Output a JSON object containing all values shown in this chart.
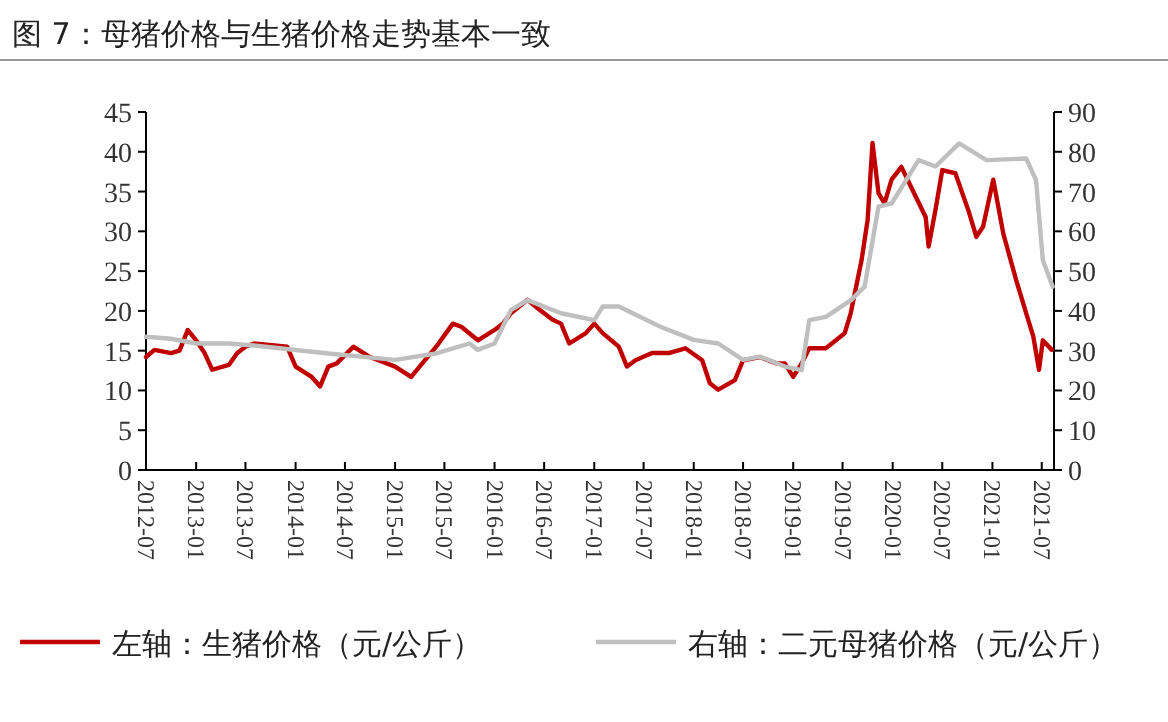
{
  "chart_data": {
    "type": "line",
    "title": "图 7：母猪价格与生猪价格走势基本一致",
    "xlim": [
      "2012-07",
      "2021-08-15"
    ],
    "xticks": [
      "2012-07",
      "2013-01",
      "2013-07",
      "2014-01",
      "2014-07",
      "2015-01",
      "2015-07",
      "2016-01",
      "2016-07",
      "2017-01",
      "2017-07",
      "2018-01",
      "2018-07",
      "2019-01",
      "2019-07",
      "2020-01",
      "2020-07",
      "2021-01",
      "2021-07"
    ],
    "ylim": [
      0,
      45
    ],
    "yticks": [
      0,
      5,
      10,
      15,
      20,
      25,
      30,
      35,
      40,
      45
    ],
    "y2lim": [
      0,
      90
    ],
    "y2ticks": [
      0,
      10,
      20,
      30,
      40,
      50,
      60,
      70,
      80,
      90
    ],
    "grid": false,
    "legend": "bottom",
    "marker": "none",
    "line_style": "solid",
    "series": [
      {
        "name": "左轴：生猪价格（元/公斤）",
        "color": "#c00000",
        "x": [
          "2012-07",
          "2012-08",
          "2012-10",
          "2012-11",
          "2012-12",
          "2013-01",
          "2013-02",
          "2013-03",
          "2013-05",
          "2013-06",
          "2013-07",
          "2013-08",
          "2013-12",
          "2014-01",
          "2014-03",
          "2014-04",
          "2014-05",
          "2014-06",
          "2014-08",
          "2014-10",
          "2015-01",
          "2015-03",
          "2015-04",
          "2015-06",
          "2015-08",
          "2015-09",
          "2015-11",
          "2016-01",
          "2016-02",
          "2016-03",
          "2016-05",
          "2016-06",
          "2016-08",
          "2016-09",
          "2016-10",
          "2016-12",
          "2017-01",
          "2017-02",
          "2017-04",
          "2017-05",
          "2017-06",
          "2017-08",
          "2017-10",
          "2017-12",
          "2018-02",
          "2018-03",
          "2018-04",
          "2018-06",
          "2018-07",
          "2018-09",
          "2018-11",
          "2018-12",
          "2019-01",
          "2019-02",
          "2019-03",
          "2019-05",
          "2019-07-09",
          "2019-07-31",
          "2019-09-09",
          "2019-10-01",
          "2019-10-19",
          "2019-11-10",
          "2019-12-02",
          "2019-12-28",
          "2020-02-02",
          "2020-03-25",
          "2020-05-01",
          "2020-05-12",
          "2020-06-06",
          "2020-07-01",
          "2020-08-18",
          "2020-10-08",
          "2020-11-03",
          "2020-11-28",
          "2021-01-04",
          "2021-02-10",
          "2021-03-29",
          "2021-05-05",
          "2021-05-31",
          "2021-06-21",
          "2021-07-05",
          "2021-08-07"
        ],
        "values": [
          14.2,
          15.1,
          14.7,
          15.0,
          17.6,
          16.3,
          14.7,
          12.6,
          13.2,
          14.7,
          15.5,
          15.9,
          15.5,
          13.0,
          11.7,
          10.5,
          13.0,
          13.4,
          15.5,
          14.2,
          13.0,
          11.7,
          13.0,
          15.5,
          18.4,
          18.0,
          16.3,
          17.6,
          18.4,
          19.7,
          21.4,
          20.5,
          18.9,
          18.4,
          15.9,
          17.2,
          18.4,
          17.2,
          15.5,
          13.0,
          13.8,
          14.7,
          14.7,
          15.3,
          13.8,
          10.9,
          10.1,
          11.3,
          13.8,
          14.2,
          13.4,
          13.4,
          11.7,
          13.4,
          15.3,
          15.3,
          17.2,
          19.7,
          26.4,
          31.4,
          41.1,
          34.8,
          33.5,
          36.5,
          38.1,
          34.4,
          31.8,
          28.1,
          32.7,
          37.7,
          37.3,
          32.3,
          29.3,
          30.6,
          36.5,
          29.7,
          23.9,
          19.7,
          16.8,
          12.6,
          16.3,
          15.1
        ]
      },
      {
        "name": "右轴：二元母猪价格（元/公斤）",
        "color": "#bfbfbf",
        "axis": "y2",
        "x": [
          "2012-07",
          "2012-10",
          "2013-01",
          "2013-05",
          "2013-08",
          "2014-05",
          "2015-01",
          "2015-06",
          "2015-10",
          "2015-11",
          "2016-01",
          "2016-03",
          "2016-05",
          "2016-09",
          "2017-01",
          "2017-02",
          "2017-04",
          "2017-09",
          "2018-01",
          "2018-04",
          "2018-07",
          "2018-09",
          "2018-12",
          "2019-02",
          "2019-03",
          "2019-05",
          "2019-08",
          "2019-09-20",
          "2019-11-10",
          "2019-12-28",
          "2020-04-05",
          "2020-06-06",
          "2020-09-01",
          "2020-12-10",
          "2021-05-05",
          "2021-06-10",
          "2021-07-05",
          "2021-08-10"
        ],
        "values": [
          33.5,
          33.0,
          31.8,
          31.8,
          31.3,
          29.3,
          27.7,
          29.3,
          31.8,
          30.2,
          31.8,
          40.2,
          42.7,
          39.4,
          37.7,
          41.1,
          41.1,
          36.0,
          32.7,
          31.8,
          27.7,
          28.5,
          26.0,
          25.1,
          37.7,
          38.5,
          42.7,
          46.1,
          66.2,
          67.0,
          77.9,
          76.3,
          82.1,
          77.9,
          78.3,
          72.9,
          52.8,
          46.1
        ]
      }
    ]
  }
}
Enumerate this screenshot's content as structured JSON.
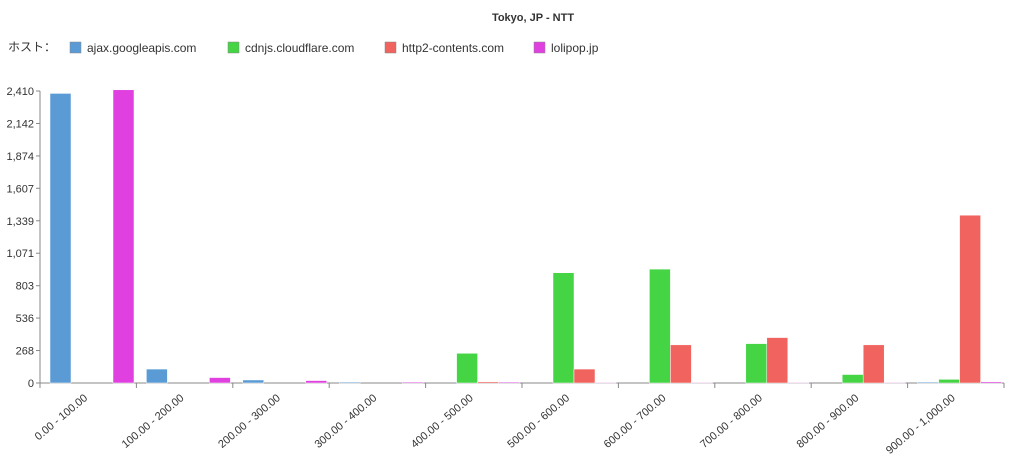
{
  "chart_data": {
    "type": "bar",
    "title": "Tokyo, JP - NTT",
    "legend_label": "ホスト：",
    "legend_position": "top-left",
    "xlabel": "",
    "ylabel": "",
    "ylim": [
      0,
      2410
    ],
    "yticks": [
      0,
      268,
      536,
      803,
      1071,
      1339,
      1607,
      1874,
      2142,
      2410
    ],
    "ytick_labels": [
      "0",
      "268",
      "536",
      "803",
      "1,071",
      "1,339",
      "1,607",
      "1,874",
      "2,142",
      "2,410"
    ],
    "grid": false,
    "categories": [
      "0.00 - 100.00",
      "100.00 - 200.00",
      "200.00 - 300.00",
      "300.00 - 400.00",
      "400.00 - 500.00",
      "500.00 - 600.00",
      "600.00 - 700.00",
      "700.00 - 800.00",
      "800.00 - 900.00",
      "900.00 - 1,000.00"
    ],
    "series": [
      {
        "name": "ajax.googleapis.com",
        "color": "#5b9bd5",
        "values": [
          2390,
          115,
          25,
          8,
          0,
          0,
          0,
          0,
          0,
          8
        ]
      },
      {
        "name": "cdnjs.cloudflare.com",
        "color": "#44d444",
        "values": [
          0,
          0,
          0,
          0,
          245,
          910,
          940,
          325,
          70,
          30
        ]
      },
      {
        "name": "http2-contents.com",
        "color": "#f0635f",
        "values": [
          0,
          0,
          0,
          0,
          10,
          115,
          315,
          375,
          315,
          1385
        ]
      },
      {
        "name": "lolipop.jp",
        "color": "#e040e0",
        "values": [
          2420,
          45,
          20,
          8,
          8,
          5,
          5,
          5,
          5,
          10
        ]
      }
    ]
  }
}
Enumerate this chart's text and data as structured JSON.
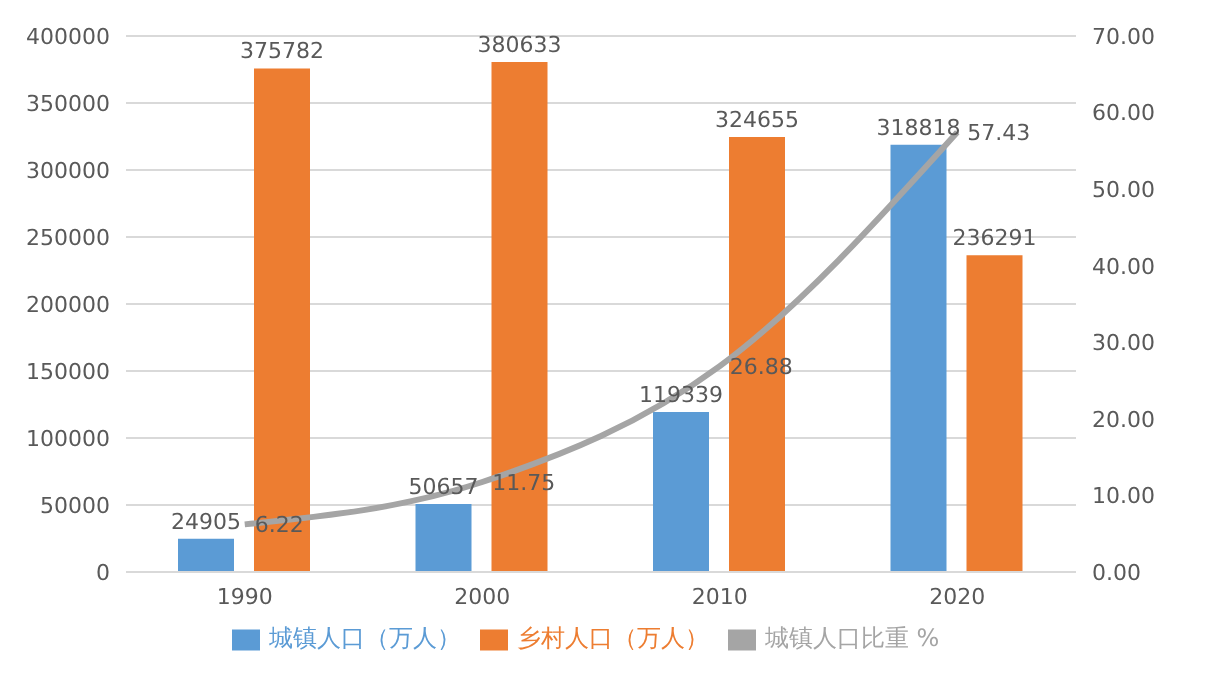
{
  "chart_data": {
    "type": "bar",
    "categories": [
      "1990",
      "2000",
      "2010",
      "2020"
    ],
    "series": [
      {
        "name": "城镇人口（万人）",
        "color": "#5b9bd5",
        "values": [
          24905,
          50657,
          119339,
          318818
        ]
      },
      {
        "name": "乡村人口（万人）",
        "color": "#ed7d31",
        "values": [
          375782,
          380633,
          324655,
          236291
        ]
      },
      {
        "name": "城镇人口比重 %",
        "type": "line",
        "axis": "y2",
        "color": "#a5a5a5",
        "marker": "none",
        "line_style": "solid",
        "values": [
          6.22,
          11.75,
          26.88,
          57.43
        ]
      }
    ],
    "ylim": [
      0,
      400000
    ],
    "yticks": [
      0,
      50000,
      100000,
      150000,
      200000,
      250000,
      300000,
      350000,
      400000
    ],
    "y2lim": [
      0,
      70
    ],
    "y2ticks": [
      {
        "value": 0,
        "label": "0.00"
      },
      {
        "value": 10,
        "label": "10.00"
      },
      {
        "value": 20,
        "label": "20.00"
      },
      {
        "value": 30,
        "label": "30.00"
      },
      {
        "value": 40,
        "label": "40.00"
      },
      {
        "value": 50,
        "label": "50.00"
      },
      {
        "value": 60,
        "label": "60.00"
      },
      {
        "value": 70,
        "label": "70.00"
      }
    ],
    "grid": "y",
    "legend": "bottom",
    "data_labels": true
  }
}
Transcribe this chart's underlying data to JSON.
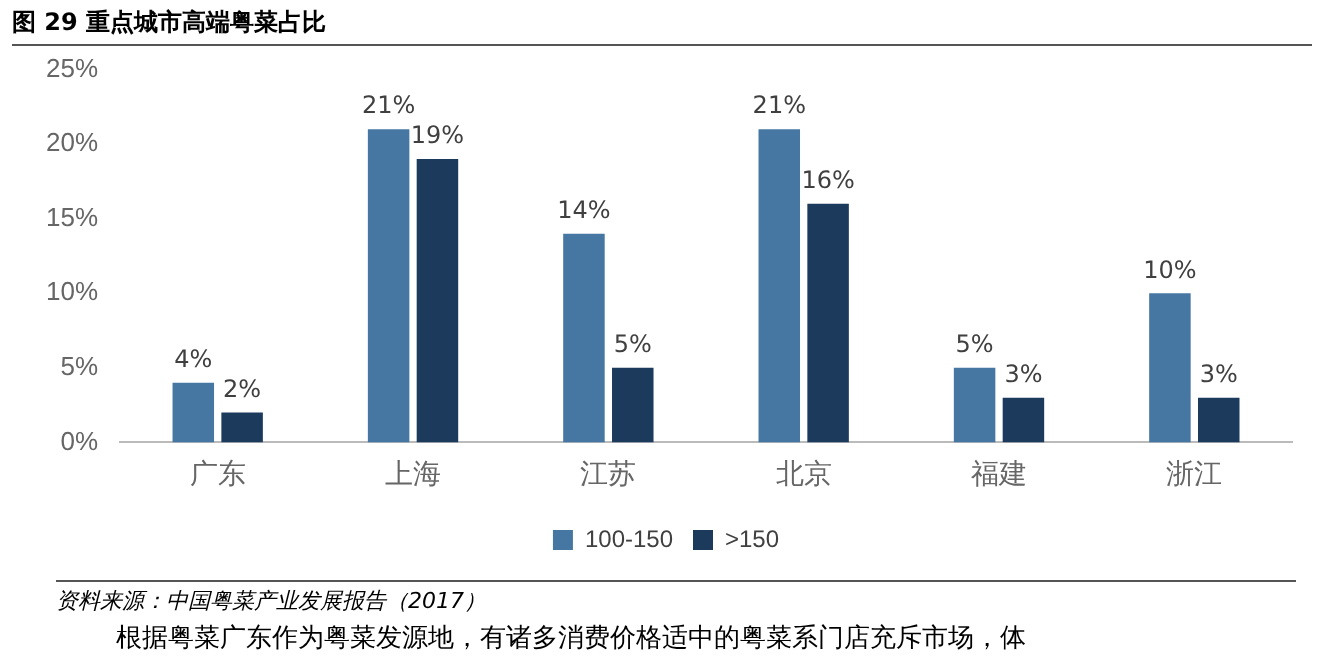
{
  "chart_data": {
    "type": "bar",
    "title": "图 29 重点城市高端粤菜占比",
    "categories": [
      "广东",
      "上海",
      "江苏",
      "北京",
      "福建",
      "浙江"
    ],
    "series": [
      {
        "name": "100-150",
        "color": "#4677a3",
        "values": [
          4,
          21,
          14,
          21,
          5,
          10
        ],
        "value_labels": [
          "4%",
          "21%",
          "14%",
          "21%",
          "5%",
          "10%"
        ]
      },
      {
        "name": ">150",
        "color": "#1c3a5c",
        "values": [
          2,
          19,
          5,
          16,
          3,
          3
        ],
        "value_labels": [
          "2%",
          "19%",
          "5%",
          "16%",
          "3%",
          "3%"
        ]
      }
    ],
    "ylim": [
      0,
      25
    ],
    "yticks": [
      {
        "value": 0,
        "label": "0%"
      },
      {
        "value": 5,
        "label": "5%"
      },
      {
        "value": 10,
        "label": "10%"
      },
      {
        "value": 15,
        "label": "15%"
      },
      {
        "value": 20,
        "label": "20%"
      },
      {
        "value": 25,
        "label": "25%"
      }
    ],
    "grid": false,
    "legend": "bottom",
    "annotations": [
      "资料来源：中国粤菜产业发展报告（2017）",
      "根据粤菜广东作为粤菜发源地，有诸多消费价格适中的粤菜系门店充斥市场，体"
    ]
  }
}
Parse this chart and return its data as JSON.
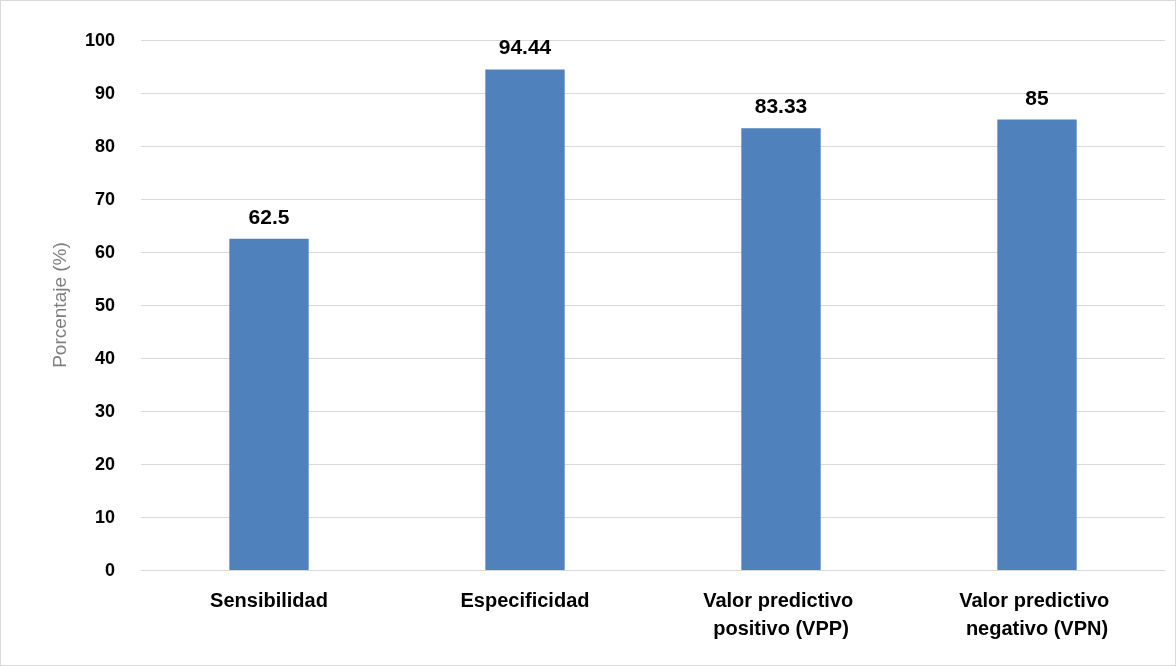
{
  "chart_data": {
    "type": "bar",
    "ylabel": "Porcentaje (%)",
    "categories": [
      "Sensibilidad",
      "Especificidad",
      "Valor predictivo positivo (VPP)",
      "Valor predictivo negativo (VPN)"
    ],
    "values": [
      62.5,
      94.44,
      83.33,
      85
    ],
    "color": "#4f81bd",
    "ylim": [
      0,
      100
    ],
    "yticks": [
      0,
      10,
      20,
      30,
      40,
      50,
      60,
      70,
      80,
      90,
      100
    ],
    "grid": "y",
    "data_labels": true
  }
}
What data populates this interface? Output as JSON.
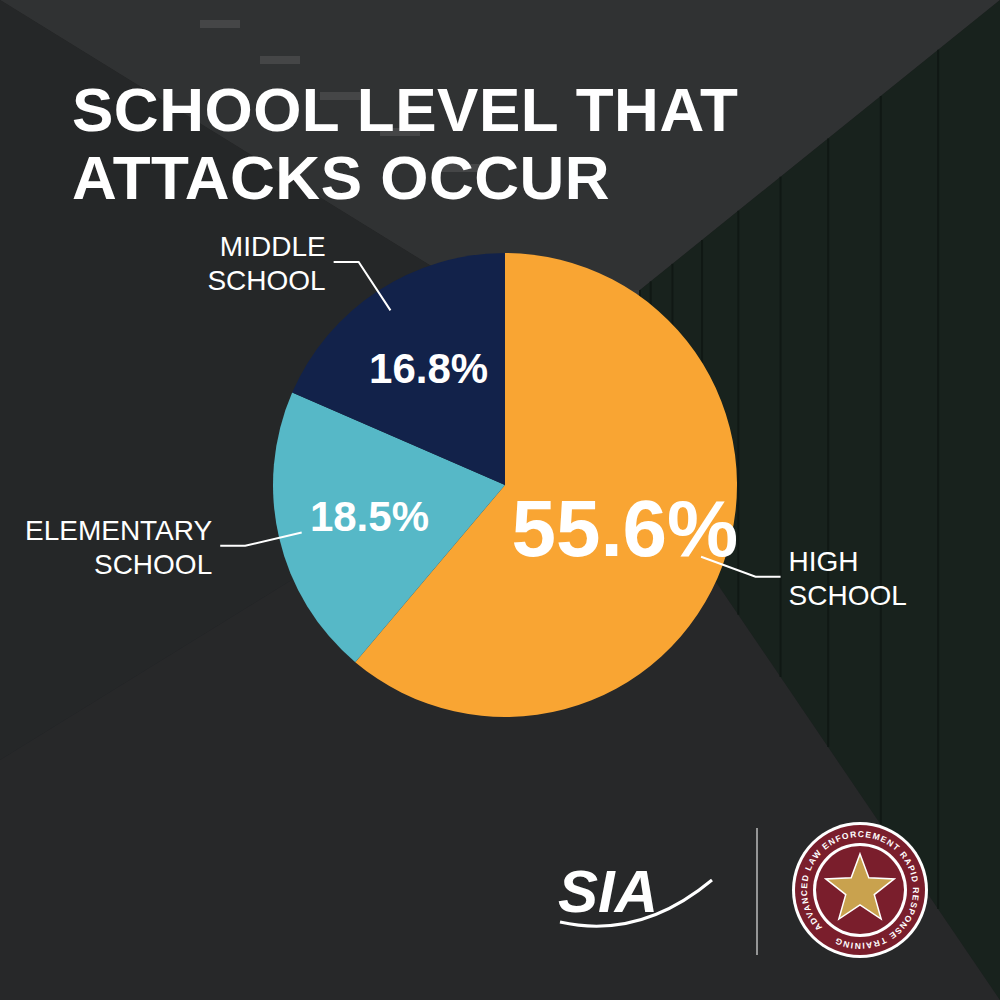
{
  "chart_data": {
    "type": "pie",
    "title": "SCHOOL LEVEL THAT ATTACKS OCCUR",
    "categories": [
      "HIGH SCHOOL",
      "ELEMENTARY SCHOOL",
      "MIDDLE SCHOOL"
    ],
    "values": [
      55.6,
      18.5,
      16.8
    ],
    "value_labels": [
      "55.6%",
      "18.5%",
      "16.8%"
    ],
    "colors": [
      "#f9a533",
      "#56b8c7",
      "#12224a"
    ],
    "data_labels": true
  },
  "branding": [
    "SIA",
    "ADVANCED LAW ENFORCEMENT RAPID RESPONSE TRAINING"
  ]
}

┄┄┄┄┄┄

▸ **Aim**: Copy out each line that contains the word "name".

▸ **Task output**:
        "name": "左轴：生猪价格（元/公斤）",
        "name": "右轴：二元母猪价格（元/公斤）",
        "name": "ajax.googleapis.com",
        "name": "cdnjs.cloudflare.com",
        "name": "http2-contents.com",
        "name": "lolipop.jp",
        "name": "城镇人口（万人）",
        "name": "乡村人口（万人）",
        "name": "城镇人口比重 %",
        "name": "100-150",
        "name": ">150",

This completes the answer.